▸ What you are asked to do:
Report only how many lines of the entries below contain the string "text".

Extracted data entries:
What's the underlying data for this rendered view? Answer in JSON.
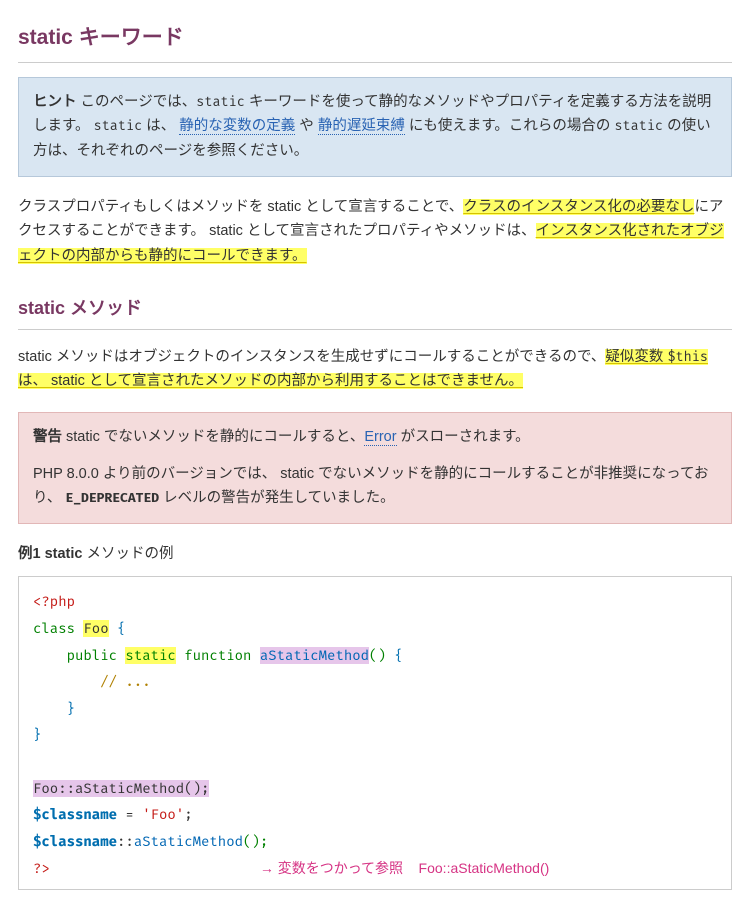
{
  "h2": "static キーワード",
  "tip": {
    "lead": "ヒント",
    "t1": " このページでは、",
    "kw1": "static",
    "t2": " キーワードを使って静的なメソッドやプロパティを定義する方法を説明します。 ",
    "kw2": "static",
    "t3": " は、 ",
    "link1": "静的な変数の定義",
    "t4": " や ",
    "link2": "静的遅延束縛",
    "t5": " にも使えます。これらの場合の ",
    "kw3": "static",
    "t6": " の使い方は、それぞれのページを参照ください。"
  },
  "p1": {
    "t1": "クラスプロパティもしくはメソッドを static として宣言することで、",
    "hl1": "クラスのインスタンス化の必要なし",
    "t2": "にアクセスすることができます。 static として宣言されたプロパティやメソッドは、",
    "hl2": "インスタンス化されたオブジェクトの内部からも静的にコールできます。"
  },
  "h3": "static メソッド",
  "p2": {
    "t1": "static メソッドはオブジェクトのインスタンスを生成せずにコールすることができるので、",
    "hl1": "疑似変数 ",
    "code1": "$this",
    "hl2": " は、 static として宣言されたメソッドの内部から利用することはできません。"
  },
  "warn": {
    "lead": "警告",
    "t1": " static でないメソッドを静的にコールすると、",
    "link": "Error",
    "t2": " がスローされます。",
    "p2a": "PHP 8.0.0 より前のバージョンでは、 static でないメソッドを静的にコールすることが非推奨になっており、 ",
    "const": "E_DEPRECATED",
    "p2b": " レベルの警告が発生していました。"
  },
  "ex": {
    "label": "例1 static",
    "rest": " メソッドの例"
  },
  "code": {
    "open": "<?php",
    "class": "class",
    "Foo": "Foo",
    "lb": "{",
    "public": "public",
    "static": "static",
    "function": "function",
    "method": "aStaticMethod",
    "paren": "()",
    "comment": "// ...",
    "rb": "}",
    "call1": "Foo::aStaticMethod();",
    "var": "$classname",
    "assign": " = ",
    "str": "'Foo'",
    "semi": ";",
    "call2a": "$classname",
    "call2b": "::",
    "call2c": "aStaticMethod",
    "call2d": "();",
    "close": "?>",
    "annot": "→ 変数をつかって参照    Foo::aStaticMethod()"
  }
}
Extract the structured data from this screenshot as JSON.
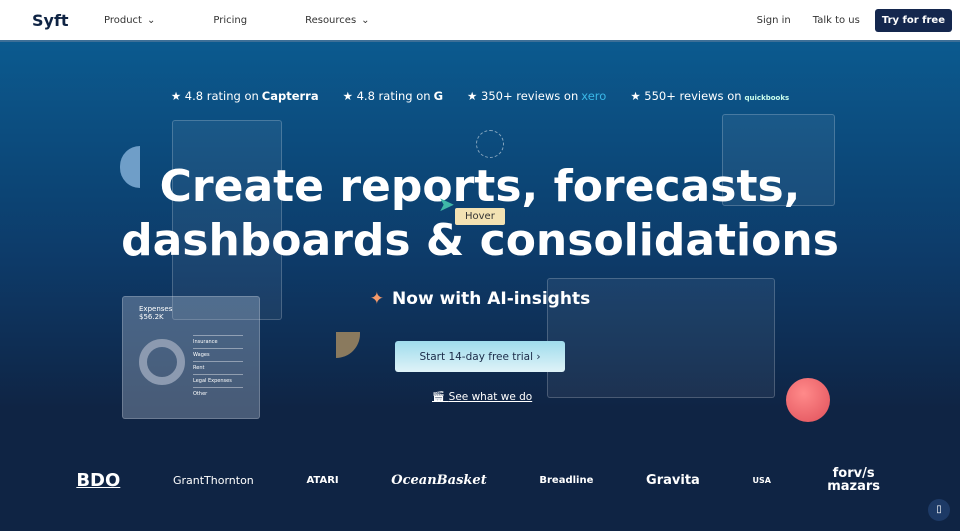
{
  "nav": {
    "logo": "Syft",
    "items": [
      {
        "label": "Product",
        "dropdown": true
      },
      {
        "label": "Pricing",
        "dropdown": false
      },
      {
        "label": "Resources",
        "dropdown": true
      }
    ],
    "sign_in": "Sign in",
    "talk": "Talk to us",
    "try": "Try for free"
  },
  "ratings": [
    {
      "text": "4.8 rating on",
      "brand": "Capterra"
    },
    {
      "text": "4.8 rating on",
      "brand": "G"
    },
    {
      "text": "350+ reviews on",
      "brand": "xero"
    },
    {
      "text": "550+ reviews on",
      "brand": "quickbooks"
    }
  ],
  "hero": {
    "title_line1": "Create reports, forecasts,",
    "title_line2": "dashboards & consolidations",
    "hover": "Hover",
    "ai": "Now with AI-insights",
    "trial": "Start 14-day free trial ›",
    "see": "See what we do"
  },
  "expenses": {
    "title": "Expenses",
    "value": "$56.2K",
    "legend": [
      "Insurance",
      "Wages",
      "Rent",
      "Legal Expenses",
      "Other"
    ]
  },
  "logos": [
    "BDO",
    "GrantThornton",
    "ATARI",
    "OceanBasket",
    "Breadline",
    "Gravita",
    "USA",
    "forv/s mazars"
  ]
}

▸ In response:
4